━━ Data provided

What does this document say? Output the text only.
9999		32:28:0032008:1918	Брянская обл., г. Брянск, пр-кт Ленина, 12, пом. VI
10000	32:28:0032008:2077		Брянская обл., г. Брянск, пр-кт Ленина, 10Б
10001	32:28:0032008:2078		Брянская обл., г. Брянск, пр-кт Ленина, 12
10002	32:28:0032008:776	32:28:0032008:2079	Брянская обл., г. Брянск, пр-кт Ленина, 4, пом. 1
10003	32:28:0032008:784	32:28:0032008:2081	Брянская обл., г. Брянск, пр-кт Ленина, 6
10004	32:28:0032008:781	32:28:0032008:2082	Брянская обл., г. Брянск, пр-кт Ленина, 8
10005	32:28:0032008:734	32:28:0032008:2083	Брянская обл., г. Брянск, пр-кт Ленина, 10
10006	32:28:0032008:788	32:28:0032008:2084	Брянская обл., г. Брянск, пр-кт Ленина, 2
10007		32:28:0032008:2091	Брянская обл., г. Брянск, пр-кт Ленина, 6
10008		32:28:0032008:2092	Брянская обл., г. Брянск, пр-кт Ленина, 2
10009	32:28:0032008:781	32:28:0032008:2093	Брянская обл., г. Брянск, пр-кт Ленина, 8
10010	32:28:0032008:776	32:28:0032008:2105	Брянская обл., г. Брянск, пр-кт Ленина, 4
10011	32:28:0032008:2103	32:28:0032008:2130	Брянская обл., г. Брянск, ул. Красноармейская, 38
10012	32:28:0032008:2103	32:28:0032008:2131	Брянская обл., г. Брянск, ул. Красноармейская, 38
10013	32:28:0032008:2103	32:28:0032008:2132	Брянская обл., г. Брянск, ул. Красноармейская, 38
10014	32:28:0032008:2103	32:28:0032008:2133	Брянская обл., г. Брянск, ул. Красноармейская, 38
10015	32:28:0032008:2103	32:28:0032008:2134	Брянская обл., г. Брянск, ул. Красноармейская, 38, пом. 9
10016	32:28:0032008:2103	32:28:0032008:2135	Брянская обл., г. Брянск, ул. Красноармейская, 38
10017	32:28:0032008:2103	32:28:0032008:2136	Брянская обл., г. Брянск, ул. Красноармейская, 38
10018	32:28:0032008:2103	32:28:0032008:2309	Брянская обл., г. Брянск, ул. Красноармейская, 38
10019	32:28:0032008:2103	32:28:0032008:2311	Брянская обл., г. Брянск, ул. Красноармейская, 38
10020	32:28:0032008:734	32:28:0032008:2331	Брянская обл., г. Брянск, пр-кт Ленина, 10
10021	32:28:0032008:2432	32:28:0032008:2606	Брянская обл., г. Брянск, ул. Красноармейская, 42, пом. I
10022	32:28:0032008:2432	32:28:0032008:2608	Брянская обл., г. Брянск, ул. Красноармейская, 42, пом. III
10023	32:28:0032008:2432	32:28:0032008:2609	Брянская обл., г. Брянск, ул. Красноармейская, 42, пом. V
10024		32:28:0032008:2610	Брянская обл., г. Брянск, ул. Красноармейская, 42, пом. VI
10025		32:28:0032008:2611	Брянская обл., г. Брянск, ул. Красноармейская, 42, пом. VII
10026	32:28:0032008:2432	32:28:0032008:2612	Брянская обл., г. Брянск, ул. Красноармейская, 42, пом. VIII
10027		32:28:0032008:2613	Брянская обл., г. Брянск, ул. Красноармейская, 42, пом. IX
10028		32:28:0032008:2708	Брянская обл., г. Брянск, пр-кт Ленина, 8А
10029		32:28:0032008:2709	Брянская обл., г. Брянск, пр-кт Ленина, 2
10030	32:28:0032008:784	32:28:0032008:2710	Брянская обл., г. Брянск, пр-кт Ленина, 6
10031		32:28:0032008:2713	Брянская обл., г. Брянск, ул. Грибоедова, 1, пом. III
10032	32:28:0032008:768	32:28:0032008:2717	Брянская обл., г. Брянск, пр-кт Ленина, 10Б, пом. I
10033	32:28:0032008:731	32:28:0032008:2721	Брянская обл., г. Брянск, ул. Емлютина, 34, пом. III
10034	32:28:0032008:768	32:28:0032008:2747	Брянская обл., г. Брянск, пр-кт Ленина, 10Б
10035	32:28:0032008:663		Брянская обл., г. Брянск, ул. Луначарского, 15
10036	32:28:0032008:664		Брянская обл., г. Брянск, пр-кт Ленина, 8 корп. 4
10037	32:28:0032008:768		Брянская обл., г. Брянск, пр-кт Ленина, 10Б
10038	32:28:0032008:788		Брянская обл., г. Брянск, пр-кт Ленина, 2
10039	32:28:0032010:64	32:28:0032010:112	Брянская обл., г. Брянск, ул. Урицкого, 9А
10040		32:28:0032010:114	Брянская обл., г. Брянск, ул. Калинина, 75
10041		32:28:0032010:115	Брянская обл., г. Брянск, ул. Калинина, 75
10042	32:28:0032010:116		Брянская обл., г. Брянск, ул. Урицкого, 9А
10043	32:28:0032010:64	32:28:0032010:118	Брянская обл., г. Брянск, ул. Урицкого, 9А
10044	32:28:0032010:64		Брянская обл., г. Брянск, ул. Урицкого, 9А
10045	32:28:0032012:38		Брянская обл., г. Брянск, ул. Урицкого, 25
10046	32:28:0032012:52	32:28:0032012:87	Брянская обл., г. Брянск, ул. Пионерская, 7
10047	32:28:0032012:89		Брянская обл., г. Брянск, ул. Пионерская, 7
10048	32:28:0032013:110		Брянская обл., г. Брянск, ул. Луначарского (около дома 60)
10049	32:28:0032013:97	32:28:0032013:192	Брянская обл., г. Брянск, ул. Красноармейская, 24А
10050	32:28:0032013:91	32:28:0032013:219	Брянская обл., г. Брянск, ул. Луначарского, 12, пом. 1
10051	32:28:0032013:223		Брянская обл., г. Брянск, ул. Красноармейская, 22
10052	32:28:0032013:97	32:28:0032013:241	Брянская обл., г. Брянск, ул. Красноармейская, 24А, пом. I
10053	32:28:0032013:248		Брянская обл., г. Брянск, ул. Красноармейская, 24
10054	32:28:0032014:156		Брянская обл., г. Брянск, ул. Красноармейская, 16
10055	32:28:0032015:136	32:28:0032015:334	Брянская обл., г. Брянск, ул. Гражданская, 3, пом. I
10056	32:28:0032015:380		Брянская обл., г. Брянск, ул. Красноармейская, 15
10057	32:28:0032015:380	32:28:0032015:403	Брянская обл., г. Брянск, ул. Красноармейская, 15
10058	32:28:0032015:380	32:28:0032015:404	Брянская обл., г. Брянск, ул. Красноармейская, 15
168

━━━━

What is being asked:
Output all of the material exactly as written.

Written response:
What does this document say? Output the text only.
9999		32:28:0032008:1918	Брянская обл., г. Брянск, пр-кт Ленина, 12, пом. VI
10000	32:28:0032008:2077		Брянская обл., г. Брянск, пр-кт Ленина, 10Б
10001	32:28:0032008:2078		Брянская обл., г. Брянск, пр-кт Ленина, 12
10002	32:28:0032008:776	32:28:0032008:2079	Брянская обл., г. Брянск, пр-кт Ленина, 4, пом. 1
10003	32:28:0032008:784	32:28:0032008:2081	Брянская обл., г. Брянск, пр-кт Ленина, 6
10004	32:28:0032008:781	32:28:0032008:2082	Брянская обл., г. Брянск, пр-кт Ленина, 8
10005	32:28:0032008:734	32:28:0032008:2083	Брянская обл., г. Брянск, пр-кт Ленина, 10
10006	32:28:0032008:788	32:28:0032008:2084	Брянская обл., г. Брянск, пр-кт Ленина, 2
10007		32:28:0032008:2091	Брянская обл., г. Брянск, пр-кт Ленина, 6
10008		32:28:0032008:2092	Брянская обл., г. Брянск, пр-кт Ленина, 2
10009	32:28:0032008:781	32:28:0032008:2093	Брянская обл., г. Брянск, пр-кт Ленина, 8
10010	32:28:0032008:776	32:28:0032008:2105	Брянская обл., г. Брянск, пр-кт Ленина, 4
10011	32:28:0032008:2103	32:28:0032008:2130	Брянская обл., г. Брянск, ул. Красноармейская, 38
10012	32:28:0032008:2103	32:28:0032008:2131	Брянская обл., г. Брянск, ул. Красноармейская, 38
10013	32:28:0032008:2103	32:28:0032008:2132	Брянская обл., г. Брянск, ул. Красноармейская, 38
10014	32:28:0032008:2103	32:28:0032008:2133	Брянская обл., г. Брянск, ул. Красноармейская, 38
10015	32:28:0032008:2103	32:28:0032008:2134	Брянская обл., г. Брянск, ул. Красноармейская, 38, пом. 9
10016	32:28:0032008:2103	32:28:0032008:2135	Брянская обл., г. Брянск, ул. Красноармейская, 38
10017	32:28:0032008:2103	32:28:0032008:2136	Брянская обл., г. Брянск, ул. Красноармейская, 38
10018	32:28:0032008:2103	32:28:0032008:2309	Брянская обл., г. Брянск, ул. Красноармейская, 38
10019	32:28:0032008:2103	32:28:0032008:2311	Брянская обл., г. Брянск, ул. Красноармейская, 38
10020	32:28:0032008:734	32:28:0032008:2331	Брянская обл., г. Брянск, пр-кт Ленина, 10
10021	32:28:0032008:2432	32:28:0032008:2606	Брянская обл., г. Брянск, ул. Красноармейская, 42, пом. I
10022	32:28:0032008:2432	32:28:0032008:2608	Брянская обл., г. Брянск, ул. Красноармейская, 42, пом. III
10023	32:28:0032008:2432	32:28:0032008:2609	Брянская обл., г. Брянск, ул. Красноармейская, 42, пом. V
10024		32:28:0032008:2610	Брянская обл., г. Брянск, ул. Красноармейская, 42, пом. VI
10025		32:28:0032008:2611	Брянская обл., г. Брянск, ул. Красноармейская, 42, пом. VII
10026	32:28:0032008:2432	32:28:0032008:2612	Брянская обл., г. Брянск, ул. Красноармейская, 42, пом. VIII
10027		32:28:0032008:2613	Брянская обл., г. Брянск, ул. Красноармейская, 42, пом. IX
10028		32:28:0032008:2708	Брянская обл., г. Брянск, пр-кт Ленина, 8А
10029		32:28:0032008:2709	Брянская обл., г. Брянск, пр-кт Ленина, 2
10030	32:28:0032008:784	32:28:0032008:2710	Брянская обл., г. Брянск, пр-кт Ленина, 6
10031		32:28:0032008:2713	Брянская обл., г. Брянск, ул. Грибоедова, 1, пом. III
10032	32:28:0032008:768	32:28:0032008:2717	Брянская обл., г. Брянск, пр-кт Ленина, 10Б, пом. I
10033	32:28:0032008:731	32:28:0032008:2721	Брянская обл., г. Брянск, ул. Емлютина, 34, пом. III
10034	32:28:0032008:768	32:28:0032008:2747	Брянская обл., г. Брянск, пр-кт Ленина, 10Б
10035	32:28:0032008:663		Брянская обл., г. Брянск, ул. Луначарского, 15
10036	32:28:0032008:664		Брянская обл., г. Брянск, пр-кт Ленина, 8 корп. 4
10037	32:28:0032008:768		Брянская обл., г. Брянск, пр-кт Ленина, 10Б
10038	32:28:0032008:788		Брянская обл., г. Брянск, пр-кт Ленина, 2
10039	32:28:0032010:64	32:28:0032010:112	Брянская обл., г. Брянск, ул. Урицкого, 9А
10040		32:28:0032010:114	Брянская обл., г. Брянск, ул. Калинина, 75
10041		32:28:0032010:115	Брянская обл., г. Брянск, ул. Калинина, 75
10042	32:28:0032010:116		Брянская обл., г. Брянск, ул. Урицкого, 9А
10043	32:28:0032010:64	32:28:0032010:118	Брянская обл., г. Брянск, ул. Урицкого, 9А
10044	32:28:0032010:64		Брянская обл., г. Брянск, ул. Урицкого, 9А
10045	32:28:0032012:38		Брянская обл., г. Брянск, ул. Урицкого, 25
10046	32:28:0032012:52	32:28:0032012:87	Брянская обл., г. Брянск, ул. Пионерская, 7
10047	32:28:0032012:89		Брянская обл., г. Брянск, ул. Пионерская, 7
10048	32:28:0032013:110		Брянская обл., г. Брянск, ул. Луначарского (около дома 60)
10049	32:28:0032013:97	32:28:0032013:192	Брянская обл., г. Брянск, ул. Красноармейская, 24А
10050	32:28:0032013:91	32:28:0032013:219	Брянская обл., г. Брянск, ул. Луначарского, 12, пом. 1
10051	32:28:0032013:223		Брянская обл., г. Брянск, ул. Красноармейская, 22
10052	32:28:0032013:97	32:28:0032013:241	Брянская обл., г. Брянск, ул. Красноармейская, 24А, пом. I
10053	32:28:0032013:248		Брянская обл., г. Брянск, ул. Красноармейская, 24
10054	32:28:0032014:156		Брянская обл., г. Брянск, ул. Красноармейская, 16
10055	32:28:0032015:136	32:28:0032015:334	Брянская обл., г. Брянск, ул. Гражданская, 3, пом. I
10056	32:28:0032015:380		Брянская обл., г. Брянск, ул. Красноармейская, 15
10057	32:28:0032015:380	32:28:0032015:403	Брянская обл., г. Брянск, ул. Красноармейская, 15
10058	32:28:0032015:380	32:28:0032015:404	Брянская обл., г. Брянск, ул. Красноармейская, 15
168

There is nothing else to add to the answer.